Source records –
--*--

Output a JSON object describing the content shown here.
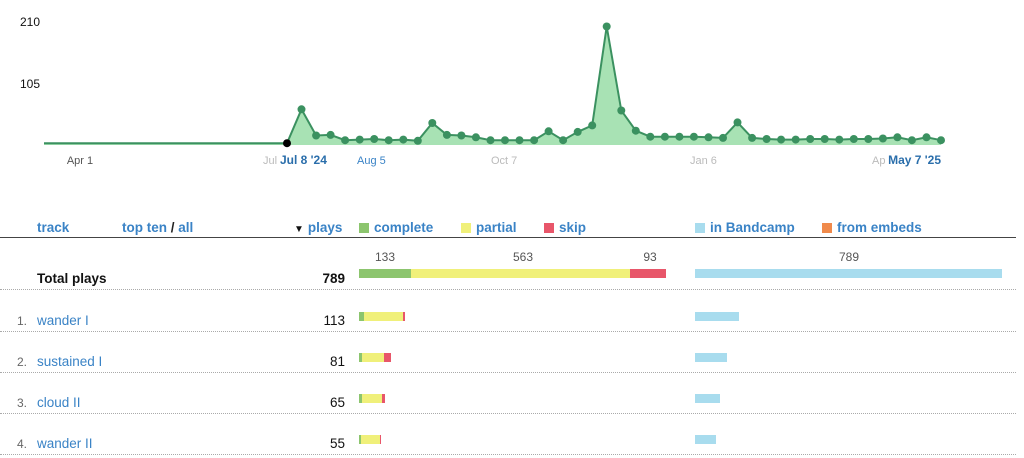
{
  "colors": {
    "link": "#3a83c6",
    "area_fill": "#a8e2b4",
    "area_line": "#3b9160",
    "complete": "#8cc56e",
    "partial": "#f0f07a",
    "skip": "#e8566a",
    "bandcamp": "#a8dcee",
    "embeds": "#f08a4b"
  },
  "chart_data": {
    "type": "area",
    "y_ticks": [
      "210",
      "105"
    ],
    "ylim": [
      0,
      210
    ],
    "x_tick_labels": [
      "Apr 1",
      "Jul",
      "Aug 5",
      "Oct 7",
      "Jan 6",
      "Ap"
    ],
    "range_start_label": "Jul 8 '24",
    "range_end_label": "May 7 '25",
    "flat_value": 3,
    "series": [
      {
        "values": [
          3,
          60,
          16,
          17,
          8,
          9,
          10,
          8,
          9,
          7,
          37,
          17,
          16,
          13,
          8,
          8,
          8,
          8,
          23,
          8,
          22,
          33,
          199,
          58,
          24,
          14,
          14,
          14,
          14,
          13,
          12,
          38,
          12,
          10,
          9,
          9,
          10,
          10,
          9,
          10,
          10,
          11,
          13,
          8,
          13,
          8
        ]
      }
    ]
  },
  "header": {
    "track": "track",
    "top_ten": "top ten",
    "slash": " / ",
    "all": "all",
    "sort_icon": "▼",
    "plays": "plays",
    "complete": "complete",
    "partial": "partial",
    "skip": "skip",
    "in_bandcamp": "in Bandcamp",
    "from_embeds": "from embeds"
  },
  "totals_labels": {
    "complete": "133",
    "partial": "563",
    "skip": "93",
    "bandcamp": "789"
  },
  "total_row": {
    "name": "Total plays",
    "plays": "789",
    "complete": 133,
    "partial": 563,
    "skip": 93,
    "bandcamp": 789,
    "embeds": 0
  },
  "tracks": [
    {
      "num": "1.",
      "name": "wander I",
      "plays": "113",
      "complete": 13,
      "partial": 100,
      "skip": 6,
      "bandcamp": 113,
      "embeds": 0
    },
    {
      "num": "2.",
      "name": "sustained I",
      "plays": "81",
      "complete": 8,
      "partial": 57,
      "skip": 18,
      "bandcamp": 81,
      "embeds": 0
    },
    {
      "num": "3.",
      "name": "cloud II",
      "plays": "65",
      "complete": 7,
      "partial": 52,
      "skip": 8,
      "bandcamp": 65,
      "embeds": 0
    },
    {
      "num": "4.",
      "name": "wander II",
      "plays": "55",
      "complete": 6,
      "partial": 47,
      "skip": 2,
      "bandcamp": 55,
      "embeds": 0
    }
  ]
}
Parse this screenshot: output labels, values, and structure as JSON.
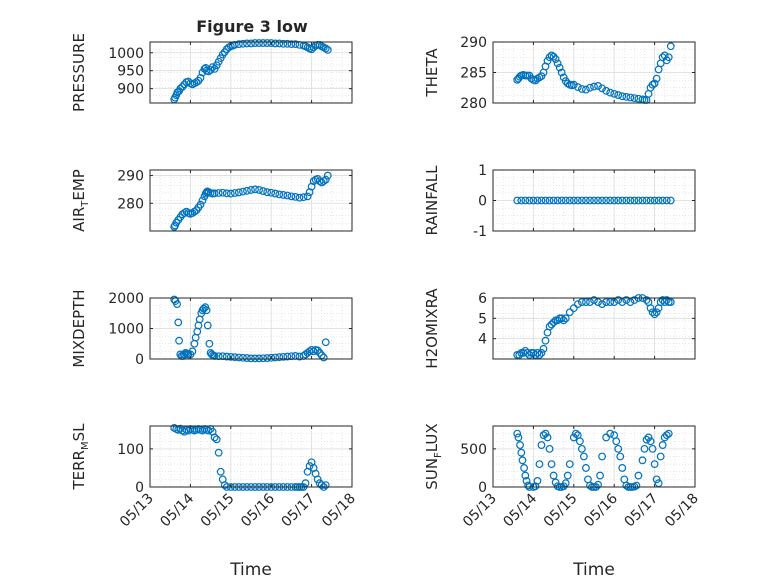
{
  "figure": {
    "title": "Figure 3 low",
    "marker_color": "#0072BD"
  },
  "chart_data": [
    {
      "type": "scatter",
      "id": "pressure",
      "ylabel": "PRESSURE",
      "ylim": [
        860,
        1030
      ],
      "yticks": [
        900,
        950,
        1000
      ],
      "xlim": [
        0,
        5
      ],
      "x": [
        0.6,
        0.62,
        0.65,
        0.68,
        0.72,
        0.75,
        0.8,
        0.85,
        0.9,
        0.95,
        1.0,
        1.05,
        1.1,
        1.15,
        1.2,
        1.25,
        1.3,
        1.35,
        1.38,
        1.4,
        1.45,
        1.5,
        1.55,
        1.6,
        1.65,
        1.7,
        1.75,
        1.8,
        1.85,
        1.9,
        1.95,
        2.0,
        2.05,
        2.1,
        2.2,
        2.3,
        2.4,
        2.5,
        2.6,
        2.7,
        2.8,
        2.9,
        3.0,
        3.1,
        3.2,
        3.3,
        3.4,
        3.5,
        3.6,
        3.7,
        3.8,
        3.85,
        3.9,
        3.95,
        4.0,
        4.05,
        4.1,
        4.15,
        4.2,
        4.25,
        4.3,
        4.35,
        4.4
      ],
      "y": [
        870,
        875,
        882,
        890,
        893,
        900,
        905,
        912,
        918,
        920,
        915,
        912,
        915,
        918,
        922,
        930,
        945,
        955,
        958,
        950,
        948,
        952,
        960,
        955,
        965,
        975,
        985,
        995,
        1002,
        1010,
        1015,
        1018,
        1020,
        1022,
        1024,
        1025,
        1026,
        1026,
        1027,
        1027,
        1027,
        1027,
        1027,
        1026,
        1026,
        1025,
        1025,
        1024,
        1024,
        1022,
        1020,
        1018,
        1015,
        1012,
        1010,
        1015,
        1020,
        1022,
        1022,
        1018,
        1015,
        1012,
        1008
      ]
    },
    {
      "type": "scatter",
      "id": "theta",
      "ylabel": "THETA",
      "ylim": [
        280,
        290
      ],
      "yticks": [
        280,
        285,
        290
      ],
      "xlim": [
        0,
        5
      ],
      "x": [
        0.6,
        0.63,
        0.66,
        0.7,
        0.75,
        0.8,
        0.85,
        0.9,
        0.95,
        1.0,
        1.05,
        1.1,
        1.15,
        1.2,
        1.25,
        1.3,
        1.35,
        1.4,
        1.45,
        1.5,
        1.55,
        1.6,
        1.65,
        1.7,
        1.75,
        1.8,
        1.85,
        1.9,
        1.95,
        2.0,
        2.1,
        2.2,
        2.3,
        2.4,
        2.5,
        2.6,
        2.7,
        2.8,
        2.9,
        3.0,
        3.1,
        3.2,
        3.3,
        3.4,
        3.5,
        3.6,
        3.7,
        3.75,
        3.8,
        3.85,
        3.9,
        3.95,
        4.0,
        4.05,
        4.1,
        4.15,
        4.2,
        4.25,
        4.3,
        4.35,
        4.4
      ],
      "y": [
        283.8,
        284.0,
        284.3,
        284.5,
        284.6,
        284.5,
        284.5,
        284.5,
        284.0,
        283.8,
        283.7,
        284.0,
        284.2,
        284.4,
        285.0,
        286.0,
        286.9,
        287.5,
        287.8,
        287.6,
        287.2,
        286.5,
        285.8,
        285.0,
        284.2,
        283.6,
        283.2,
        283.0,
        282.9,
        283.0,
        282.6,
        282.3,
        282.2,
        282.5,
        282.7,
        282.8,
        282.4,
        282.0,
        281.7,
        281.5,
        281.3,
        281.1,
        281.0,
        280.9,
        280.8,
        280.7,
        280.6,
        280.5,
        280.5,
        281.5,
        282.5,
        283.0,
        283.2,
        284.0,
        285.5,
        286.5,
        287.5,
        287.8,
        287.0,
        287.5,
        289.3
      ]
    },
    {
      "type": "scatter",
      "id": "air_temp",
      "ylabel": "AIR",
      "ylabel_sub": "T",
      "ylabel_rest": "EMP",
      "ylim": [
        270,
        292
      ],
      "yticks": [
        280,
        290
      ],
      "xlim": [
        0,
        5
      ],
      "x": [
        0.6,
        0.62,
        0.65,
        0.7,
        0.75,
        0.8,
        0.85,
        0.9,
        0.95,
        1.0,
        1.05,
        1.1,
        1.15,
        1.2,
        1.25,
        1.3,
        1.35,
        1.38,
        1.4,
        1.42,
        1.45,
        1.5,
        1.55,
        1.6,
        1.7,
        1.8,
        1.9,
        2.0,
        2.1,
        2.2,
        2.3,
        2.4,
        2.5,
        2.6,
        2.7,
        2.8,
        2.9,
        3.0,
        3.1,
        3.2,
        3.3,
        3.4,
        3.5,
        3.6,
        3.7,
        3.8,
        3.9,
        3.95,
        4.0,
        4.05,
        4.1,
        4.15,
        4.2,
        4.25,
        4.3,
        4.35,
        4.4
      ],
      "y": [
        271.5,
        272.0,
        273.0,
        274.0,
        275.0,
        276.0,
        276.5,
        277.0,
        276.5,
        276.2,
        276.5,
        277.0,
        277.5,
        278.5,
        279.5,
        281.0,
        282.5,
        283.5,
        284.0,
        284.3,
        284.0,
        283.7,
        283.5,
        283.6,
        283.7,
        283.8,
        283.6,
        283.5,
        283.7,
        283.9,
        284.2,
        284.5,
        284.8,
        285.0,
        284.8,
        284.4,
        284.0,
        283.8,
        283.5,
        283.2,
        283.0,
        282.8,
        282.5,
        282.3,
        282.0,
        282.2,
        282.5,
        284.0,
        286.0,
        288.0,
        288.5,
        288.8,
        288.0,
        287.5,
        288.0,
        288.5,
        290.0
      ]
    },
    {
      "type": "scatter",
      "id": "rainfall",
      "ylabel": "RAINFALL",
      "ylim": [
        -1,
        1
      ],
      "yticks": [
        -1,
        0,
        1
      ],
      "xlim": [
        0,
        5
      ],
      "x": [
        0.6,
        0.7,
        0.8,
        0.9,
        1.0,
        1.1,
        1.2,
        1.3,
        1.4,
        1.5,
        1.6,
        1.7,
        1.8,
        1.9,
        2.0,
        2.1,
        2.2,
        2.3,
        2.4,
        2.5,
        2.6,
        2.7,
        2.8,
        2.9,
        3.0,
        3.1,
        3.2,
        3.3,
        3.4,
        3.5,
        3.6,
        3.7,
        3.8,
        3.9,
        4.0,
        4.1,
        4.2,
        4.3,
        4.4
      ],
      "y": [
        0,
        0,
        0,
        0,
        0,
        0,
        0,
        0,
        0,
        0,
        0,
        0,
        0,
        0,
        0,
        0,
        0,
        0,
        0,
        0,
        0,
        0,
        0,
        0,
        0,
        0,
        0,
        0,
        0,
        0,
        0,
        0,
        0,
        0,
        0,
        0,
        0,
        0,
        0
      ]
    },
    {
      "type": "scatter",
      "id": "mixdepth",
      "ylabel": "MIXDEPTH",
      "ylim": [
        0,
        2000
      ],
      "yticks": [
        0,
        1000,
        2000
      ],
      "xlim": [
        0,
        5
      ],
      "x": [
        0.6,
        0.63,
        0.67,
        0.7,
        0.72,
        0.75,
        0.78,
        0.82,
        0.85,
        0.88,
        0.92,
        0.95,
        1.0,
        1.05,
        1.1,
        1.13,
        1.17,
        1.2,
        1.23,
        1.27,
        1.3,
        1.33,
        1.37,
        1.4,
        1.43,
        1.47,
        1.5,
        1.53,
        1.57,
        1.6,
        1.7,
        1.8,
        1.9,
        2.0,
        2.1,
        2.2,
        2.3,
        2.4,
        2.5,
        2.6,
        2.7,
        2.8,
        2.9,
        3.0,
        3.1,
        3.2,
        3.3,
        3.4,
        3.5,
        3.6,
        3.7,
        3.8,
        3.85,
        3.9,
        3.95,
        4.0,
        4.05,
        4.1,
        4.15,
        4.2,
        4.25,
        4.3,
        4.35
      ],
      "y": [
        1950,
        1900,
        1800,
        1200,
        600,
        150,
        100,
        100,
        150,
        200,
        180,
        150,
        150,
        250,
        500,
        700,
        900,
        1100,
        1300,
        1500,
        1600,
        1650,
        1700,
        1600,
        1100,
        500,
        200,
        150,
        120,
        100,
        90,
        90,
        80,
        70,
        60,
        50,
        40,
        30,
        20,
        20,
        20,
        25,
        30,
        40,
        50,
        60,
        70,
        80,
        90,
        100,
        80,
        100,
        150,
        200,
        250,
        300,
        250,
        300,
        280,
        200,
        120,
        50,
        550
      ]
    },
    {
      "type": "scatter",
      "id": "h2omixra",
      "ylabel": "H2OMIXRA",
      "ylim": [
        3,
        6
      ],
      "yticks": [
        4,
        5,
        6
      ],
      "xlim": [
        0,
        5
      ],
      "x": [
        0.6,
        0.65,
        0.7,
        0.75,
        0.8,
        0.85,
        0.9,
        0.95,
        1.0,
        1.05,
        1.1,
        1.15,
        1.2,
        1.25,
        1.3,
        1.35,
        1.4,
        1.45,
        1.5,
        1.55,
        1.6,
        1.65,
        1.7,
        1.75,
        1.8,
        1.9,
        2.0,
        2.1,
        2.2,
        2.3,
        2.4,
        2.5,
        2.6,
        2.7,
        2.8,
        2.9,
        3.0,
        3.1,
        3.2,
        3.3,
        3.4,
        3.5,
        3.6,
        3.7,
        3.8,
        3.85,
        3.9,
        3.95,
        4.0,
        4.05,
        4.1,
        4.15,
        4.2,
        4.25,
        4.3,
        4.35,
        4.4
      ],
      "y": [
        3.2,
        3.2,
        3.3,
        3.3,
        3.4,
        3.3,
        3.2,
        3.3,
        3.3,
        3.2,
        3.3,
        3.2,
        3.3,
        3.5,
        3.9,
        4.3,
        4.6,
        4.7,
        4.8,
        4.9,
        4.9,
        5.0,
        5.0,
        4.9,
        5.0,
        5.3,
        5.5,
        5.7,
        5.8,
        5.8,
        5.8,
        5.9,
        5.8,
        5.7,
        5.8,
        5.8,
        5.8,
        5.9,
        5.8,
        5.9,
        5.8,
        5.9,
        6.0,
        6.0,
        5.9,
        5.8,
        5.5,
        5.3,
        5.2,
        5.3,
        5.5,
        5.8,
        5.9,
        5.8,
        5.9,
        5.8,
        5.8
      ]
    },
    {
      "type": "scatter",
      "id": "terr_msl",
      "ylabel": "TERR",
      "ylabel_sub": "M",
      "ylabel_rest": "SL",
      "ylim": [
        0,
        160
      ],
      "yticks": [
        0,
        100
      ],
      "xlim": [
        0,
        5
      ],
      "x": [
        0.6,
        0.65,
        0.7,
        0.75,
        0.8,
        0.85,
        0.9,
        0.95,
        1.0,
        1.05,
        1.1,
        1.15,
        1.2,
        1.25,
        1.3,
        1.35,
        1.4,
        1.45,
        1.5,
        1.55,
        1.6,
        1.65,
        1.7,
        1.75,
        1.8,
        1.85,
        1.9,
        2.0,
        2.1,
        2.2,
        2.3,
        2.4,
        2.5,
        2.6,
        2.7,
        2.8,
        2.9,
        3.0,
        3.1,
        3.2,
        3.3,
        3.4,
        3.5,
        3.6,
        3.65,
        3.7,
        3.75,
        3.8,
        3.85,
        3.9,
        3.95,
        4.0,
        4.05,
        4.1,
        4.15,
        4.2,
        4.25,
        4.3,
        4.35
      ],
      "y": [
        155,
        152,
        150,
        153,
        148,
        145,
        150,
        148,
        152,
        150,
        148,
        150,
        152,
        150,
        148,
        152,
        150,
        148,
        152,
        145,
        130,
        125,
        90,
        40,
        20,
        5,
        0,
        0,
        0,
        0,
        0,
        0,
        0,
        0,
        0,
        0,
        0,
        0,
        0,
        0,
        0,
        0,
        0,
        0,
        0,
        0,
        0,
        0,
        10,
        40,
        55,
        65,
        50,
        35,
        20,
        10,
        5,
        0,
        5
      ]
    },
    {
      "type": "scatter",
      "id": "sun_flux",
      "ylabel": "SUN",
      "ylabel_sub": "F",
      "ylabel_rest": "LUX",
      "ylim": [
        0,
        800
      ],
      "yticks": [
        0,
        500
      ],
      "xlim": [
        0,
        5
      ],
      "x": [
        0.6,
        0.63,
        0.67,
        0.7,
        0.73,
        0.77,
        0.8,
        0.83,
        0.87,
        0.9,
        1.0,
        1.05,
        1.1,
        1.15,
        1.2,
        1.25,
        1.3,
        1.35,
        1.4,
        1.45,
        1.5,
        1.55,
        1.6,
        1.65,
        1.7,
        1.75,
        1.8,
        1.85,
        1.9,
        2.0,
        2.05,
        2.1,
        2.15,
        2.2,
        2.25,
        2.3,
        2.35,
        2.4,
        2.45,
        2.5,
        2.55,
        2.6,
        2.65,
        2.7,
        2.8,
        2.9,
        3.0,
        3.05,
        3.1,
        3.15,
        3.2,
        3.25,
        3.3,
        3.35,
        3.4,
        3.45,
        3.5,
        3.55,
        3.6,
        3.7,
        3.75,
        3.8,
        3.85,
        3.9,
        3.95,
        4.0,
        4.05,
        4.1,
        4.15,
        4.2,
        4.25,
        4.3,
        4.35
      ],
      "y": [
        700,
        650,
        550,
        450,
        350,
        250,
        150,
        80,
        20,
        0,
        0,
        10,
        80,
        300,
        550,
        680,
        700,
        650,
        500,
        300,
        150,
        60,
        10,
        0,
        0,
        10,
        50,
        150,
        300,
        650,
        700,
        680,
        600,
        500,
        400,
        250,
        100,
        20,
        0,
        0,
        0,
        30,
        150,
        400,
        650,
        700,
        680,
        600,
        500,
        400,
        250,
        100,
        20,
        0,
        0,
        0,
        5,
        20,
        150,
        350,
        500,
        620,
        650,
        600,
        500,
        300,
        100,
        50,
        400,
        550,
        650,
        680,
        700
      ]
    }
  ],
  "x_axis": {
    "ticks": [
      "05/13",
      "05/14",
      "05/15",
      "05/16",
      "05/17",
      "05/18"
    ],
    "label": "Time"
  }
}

--*--

In the material above, how many lines hold the word "partial"? Say only the number.

8